■ Data for processing:
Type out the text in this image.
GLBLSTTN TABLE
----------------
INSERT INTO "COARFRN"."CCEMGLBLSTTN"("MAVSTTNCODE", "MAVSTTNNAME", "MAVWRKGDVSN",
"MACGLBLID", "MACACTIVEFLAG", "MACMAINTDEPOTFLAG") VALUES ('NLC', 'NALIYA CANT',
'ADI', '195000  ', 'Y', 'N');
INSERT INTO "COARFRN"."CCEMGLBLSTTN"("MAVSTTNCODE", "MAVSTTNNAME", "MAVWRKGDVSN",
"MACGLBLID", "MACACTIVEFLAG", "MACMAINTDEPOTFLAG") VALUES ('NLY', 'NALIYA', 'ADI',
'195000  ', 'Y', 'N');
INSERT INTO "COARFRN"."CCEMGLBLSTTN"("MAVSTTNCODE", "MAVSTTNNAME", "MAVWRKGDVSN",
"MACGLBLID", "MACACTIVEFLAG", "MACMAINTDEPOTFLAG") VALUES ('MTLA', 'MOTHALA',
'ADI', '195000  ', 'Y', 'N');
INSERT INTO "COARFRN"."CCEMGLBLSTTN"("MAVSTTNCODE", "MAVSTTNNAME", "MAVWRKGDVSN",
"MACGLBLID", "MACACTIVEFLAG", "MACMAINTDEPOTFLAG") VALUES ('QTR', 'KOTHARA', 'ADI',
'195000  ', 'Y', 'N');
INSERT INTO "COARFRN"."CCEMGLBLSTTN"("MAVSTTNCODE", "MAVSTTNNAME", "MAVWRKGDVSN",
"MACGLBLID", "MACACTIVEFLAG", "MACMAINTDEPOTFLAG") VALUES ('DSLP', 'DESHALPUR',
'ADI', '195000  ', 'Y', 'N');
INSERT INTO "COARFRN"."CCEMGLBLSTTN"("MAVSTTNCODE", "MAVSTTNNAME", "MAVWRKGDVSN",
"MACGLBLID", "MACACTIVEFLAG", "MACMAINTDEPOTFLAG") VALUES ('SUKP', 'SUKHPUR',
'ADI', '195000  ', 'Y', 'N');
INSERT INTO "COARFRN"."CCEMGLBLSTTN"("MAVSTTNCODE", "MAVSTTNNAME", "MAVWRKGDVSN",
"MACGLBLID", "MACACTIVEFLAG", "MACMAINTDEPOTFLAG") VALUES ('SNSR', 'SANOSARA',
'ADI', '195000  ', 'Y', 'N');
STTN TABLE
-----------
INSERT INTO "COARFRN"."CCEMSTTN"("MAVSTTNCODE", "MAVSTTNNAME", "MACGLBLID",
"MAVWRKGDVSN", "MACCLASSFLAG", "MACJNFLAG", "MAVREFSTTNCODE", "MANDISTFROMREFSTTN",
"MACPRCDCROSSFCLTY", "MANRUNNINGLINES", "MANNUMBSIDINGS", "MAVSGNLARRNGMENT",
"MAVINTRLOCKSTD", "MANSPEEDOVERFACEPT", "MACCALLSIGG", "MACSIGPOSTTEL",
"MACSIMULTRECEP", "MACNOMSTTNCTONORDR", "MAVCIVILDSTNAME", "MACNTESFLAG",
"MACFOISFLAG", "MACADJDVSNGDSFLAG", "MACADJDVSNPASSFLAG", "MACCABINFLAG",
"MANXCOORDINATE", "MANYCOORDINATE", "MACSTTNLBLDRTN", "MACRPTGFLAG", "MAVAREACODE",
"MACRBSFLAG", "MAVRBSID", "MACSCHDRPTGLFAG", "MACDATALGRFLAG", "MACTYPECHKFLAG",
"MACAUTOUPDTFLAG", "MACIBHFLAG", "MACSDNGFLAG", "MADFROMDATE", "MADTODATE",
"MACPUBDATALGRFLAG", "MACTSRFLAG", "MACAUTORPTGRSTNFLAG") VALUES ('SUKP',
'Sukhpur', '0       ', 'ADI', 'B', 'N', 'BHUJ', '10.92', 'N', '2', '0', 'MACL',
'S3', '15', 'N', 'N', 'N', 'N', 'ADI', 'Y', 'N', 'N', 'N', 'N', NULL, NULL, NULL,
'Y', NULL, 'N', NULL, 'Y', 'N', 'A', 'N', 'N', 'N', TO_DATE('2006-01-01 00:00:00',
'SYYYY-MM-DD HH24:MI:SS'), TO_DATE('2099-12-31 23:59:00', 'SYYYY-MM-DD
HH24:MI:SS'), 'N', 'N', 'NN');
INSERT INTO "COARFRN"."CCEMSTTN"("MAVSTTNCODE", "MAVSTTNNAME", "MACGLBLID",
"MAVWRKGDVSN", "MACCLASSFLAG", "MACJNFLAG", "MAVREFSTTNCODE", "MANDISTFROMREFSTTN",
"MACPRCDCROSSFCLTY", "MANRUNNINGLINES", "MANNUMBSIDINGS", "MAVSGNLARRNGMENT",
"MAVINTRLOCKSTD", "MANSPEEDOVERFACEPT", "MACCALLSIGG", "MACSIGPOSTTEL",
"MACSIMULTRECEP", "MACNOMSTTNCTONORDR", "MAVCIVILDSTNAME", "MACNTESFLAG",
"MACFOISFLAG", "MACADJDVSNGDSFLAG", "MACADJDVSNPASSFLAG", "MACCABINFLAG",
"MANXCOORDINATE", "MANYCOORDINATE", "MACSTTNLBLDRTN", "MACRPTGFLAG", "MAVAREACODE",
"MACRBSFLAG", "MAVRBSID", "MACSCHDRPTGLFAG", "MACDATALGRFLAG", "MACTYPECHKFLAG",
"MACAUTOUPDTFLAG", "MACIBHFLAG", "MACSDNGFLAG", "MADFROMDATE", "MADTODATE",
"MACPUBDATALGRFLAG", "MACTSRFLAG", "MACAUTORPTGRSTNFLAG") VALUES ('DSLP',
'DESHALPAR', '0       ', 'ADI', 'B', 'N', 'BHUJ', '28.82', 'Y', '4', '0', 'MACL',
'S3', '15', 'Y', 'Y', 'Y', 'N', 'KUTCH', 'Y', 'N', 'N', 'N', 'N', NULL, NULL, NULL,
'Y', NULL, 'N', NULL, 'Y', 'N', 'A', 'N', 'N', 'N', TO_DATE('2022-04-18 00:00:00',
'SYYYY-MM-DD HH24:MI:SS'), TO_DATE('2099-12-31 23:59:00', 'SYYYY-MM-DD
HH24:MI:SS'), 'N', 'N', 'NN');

--

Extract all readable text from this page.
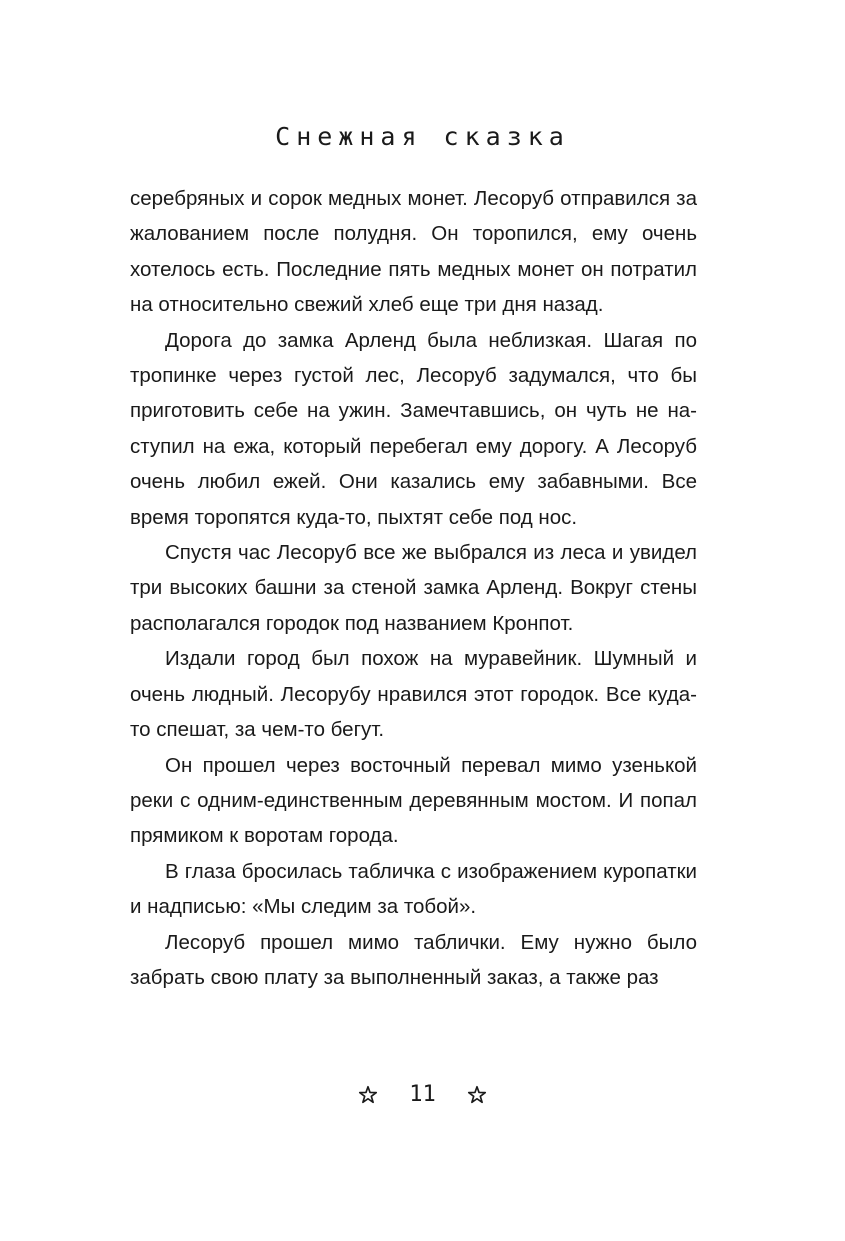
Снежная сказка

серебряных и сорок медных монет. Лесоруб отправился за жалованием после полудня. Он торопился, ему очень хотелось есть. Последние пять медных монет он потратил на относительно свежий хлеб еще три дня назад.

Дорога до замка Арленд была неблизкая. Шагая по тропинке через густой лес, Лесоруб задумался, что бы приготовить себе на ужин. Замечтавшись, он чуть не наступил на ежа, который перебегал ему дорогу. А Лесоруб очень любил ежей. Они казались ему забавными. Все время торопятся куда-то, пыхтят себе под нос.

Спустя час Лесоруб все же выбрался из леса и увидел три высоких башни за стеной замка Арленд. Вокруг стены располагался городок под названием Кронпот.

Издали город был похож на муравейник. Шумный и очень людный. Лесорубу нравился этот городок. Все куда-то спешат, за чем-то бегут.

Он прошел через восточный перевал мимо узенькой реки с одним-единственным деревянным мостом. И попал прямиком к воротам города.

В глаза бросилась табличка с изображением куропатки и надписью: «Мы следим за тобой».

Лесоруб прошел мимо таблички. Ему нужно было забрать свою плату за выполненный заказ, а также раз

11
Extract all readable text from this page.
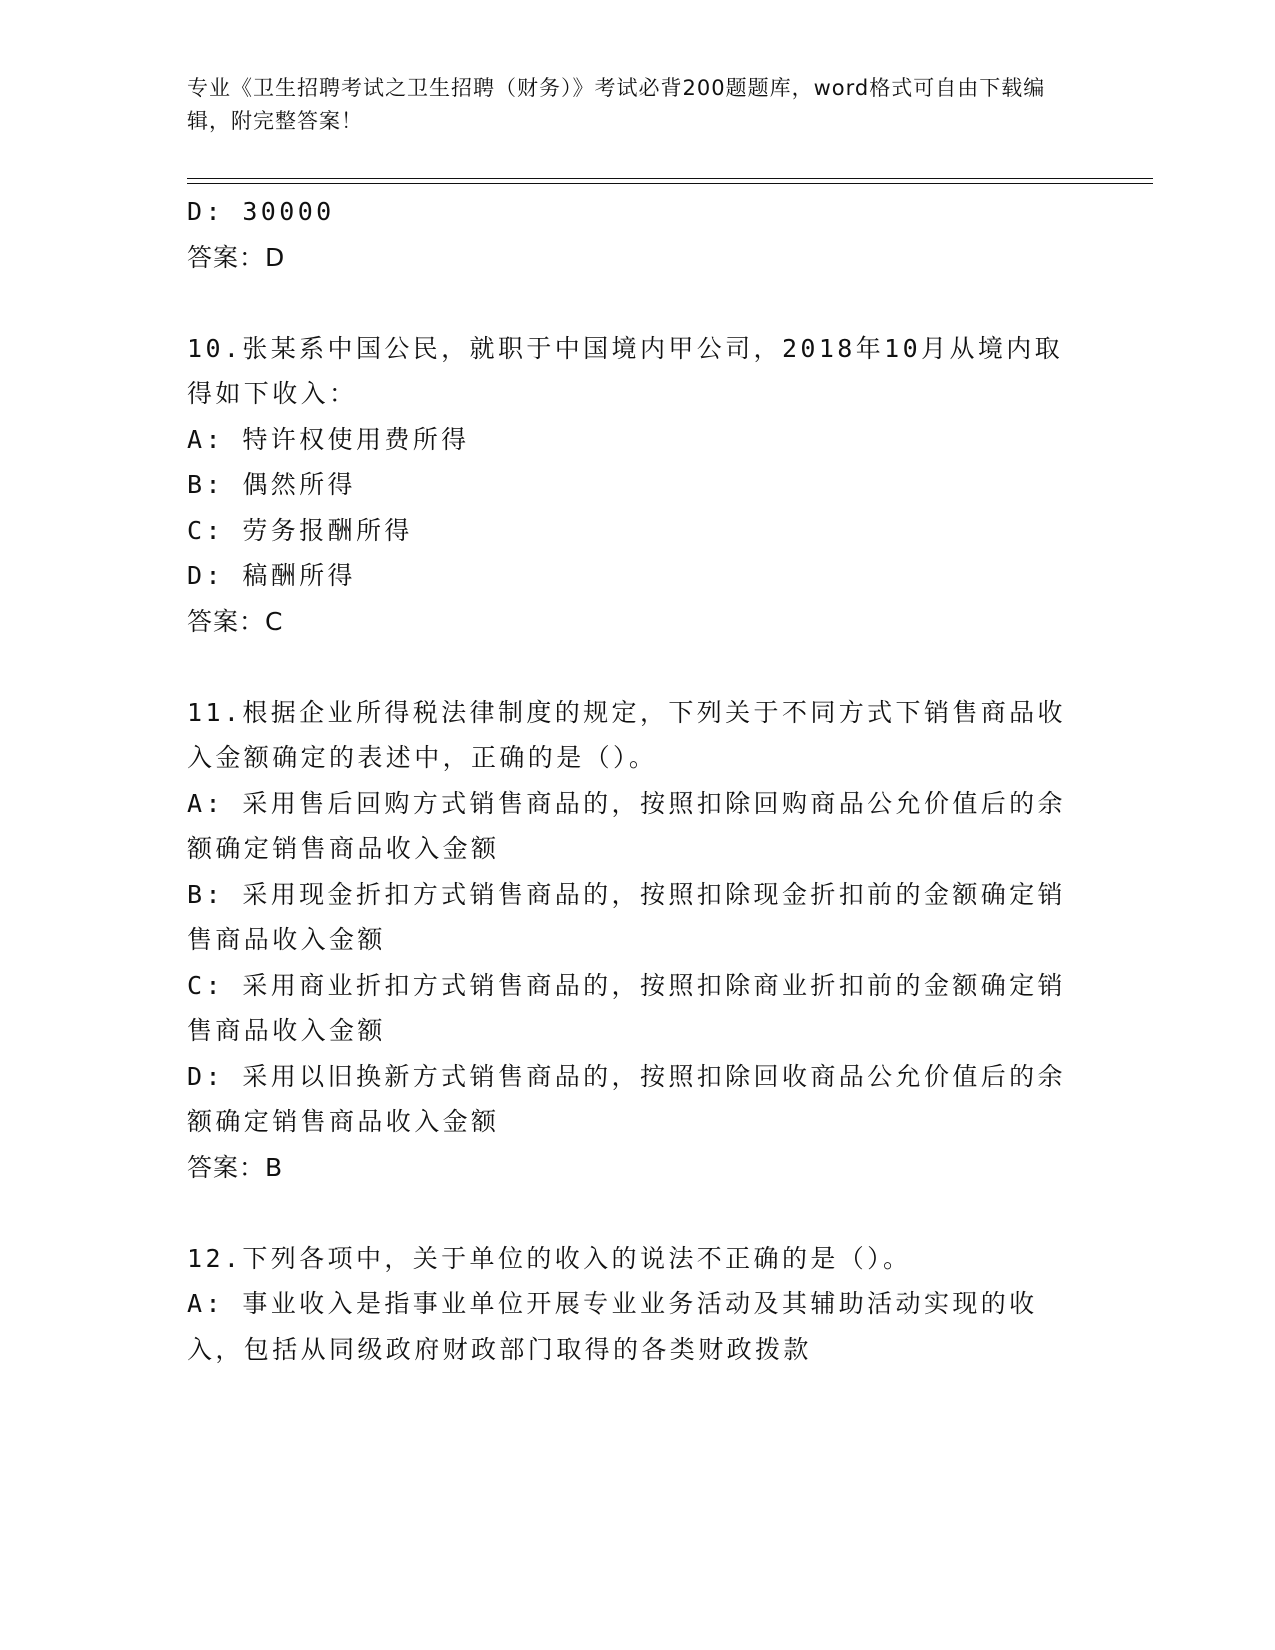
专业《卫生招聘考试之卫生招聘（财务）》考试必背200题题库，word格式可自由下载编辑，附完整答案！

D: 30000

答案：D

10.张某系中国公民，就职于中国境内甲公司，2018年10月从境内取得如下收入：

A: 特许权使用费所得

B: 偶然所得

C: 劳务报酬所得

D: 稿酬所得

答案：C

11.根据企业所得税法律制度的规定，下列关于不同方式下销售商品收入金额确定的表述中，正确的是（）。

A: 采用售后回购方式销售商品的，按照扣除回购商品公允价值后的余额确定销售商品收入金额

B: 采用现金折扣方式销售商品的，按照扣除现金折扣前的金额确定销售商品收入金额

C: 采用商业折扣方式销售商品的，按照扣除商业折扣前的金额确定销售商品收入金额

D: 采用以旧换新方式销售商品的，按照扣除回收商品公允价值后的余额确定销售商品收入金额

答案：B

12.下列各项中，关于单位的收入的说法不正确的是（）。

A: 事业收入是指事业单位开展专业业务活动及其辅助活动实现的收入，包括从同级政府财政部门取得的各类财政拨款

■ Stated exercise: Reproduce each line holding the word "MACAUTORPTGRSTNFLAG".

■ Result:
"MACPUBDATALGRFLAG", "MACTSRFLAG", "MACAUTORPTGRSTNFLAG") VALUES ('SUKP',
"MACPUBDATALGRFLAG", "MACTSRFLAG", "MACAUTORPTGRSTNFLAG") VALUES ('DSLP',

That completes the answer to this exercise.